[Chart and figure data]
↓↓↓
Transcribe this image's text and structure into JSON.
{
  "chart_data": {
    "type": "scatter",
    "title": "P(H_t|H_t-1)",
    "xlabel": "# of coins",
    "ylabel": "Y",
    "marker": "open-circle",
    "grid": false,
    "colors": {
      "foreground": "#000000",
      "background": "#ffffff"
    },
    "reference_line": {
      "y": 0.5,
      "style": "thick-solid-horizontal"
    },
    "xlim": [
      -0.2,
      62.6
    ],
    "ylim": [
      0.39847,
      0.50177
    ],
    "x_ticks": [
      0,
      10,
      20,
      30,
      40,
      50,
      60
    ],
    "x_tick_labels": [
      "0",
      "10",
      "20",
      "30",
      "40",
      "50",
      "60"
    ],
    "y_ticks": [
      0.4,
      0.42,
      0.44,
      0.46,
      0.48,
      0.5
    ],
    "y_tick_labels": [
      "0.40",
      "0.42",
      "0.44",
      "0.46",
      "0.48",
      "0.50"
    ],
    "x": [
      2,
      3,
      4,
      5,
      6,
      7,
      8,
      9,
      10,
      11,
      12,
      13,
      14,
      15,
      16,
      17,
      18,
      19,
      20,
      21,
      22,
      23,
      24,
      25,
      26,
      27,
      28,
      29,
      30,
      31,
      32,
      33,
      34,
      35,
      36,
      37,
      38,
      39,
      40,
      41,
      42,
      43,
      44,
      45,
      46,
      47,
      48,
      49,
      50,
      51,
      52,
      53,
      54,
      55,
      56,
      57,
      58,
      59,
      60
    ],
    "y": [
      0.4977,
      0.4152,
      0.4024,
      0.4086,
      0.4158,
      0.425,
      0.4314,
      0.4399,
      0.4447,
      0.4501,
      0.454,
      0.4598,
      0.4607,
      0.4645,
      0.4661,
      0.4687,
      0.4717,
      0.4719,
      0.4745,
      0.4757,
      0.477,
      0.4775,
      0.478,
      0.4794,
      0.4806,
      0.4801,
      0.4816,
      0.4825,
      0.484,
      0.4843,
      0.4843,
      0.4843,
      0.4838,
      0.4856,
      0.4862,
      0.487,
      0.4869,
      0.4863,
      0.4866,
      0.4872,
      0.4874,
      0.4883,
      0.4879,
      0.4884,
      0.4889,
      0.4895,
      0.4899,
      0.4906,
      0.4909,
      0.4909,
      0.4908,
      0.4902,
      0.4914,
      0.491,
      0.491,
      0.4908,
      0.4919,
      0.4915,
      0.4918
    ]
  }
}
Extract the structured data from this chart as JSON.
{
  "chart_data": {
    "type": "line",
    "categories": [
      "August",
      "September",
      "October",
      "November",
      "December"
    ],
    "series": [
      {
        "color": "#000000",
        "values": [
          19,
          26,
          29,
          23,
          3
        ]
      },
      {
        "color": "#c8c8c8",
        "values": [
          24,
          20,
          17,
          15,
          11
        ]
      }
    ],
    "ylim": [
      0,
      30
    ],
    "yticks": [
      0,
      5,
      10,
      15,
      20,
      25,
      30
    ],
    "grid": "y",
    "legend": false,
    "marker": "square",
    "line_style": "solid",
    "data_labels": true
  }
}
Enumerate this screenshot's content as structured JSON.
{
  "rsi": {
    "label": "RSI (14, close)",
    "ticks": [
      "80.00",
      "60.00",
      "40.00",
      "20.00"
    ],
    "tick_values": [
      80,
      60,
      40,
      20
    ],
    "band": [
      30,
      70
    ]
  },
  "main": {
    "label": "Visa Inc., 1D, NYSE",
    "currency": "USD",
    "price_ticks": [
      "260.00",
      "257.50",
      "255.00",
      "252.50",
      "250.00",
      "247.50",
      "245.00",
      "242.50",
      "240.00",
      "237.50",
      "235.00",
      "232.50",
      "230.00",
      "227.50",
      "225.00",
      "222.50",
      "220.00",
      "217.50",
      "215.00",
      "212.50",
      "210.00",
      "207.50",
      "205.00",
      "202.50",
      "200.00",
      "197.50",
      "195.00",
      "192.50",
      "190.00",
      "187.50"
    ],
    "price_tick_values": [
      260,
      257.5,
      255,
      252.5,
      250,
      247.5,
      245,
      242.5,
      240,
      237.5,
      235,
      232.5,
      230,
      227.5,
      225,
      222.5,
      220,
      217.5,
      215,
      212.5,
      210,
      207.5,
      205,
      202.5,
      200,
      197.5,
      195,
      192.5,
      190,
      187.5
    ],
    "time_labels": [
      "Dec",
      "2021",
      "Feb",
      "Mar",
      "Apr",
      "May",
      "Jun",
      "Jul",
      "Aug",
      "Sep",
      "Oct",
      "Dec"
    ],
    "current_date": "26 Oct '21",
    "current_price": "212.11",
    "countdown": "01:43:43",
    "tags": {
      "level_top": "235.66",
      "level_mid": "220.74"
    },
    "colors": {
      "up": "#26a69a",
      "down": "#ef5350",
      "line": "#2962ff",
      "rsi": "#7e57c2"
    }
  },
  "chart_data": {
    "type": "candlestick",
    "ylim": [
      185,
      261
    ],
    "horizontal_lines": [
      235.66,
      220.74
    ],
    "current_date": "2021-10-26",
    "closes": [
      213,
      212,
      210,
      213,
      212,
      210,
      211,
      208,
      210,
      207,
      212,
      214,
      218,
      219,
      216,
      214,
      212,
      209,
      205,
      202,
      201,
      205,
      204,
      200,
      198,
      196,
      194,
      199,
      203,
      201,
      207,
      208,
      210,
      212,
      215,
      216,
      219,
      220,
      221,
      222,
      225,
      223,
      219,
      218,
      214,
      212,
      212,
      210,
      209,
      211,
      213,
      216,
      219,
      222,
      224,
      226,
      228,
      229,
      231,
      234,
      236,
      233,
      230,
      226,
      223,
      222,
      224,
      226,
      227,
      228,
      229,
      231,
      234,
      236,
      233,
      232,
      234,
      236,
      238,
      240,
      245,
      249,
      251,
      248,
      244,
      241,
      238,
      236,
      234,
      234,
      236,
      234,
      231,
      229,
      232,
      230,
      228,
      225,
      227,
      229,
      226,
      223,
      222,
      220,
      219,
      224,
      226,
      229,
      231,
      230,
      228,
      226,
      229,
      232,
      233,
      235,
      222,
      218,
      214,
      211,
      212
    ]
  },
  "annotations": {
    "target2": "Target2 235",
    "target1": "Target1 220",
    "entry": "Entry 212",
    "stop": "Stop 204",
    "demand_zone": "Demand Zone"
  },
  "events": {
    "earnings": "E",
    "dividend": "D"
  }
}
↑↑↑
Exercise goal —
Find the word "JSON" in the data and copy out each line where it turns up.

Solved problem —
Transcribe this image's text and structure into JSON.
Extract the structured data from this chart as JSON.
Enumerate this screenshot's content as structured JSON.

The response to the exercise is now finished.